WHAT TO PRODUCE
Scan the entries below and count the lines holding the string "준비되었습니다". Supply only the number.

SUPPLIED DATA

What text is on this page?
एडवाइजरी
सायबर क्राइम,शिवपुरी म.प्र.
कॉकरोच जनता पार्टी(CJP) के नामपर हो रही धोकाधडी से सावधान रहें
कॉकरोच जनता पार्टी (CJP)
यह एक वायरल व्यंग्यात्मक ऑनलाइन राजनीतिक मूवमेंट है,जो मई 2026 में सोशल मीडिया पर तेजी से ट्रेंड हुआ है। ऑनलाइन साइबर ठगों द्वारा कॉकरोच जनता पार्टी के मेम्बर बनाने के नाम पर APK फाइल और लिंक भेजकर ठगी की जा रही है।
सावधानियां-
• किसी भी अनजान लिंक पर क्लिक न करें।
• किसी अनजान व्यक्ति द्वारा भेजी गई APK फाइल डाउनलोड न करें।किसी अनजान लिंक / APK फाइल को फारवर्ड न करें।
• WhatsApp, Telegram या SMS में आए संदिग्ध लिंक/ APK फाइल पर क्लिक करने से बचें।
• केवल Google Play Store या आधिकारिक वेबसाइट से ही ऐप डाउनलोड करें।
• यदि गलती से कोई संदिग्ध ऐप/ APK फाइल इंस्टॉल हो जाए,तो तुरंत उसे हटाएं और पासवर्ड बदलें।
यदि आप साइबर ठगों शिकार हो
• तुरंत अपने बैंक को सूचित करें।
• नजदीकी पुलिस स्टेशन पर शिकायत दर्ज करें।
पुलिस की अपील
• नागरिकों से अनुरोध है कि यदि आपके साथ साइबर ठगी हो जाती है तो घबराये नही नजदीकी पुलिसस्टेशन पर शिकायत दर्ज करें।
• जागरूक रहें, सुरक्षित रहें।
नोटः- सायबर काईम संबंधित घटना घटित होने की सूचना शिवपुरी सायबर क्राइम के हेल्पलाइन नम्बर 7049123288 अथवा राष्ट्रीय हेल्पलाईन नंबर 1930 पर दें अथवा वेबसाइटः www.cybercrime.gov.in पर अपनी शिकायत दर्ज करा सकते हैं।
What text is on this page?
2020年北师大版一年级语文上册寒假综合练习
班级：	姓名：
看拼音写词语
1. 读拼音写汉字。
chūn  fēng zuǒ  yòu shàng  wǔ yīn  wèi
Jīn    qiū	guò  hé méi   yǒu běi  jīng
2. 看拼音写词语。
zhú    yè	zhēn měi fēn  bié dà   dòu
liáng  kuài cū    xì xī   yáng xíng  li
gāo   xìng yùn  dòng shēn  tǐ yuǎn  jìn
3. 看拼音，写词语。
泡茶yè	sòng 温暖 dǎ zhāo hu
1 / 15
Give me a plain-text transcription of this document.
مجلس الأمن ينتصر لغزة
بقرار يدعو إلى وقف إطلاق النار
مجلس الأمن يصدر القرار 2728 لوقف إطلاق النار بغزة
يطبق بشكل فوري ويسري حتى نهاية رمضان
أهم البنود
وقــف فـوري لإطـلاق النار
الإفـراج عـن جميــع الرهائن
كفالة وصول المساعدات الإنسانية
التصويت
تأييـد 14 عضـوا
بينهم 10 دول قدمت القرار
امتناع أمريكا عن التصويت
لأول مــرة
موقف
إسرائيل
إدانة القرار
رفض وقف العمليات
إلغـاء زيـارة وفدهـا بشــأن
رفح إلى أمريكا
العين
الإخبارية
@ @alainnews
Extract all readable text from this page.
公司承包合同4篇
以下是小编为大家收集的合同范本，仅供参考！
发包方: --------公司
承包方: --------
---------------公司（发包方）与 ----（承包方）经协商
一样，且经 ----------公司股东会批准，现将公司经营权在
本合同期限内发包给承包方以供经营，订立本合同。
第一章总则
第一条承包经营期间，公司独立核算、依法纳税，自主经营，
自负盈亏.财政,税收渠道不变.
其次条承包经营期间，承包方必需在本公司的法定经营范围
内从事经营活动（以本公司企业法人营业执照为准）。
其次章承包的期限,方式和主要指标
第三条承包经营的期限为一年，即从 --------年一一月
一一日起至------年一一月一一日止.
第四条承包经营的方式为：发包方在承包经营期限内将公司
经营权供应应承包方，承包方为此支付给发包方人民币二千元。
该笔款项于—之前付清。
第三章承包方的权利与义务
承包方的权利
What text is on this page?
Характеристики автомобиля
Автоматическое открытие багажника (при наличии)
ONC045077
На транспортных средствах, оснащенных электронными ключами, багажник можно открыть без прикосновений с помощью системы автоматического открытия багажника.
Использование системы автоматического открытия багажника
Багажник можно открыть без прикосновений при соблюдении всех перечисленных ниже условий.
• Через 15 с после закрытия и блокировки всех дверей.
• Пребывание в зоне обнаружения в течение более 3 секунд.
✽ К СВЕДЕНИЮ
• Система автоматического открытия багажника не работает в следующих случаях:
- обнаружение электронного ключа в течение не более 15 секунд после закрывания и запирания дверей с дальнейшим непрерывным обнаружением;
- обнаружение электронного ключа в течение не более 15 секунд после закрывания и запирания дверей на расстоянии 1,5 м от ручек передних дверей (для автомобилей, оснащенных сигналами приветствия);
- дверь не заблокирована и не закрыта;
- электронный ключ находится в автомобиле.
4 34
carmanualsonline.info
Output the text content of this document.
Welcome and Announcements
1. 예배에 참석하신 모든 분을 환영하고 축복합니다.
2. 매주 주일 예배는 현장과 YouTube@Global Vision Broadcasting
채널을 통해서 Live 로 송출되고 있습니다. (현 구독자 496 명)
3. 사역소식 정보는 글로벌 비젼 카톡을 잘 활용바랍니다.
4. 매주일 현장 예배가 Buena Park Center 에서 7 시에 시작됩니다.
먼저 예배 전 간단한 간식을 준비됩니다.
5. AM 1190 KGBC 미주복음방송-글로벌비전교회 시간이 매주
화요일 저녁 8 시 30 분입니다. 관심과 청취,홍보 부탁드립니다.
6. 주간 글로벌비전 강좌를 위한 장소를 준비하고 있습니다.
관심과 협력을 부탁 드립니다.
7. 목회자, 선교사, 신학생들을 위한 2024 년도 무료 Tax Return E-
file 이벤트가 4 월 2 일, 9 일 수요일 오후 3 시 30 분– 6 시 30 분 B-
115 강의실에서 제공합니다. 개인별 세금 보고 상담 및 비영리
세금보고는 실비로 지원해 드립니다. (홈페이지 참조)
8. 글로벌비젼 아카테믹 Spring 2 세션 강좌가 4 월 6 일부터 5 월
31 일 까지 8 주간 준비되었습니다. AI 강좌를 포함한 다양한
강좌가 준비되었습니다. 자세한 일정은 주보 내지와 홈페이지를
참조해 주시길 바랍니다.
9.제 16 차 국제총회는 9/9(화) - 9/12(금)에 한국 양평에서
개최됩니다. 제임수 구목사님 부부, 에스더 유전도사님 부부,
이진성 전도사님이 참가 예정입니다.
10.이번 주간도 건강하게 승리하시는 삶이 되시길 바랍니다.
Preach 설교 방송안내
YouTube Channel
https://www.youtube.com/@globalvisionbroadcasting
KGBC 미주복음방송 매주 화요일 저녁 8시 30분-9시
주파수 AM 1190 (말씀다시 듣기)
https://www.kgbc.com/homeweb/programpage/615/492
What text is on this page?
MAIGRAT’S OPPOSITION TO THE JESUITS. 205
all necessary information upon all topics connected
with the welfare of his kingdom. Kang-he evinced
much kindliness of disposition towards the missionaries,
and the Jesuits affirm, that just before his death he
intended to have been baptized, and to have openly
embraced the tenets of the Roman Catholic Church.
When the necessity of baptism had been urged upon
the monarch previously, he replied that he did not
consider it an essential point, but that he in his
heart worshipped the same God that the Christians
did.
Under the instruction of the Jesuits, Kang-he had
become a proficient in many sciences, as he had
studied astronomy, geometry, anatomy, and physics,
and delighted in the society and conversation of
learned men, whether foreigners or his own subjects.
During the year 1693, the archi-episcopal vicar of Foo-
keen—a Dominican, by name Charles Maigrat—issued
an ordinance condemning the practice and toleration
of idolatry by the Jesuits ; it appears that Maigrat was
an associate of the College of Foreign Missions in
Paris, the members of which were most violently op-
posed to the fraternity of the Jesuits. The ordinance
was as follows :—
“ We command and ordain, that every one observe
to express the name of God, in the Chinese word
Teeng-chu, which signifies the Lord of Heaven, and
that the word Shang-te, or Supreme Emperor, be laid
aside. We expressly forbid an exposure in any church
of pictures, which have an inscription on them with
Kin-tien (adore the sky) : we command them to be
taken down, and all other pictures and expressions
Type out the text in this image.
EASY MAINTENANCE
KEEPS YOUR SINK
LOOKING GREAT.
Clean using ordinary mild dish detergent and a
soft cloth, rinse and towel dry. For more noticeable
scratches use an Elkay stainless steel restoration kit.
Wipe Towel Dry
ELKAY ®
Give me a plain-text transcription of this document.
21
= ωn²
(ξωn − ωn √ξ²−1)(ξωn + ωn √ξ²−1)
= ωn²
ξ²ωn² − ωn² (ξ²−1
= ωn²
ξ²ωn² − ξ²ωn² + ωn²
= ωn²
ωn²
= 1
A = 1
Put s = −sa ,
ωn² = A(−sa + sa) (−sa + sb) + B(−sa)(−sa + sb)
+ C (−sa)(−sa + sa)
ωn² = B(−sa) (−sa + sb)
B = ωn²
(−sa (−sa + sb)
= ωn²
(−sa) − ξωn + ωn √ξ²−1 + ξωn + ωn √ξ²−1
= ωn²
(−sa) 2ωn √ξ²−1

SOLUTION TO THIS TASK
2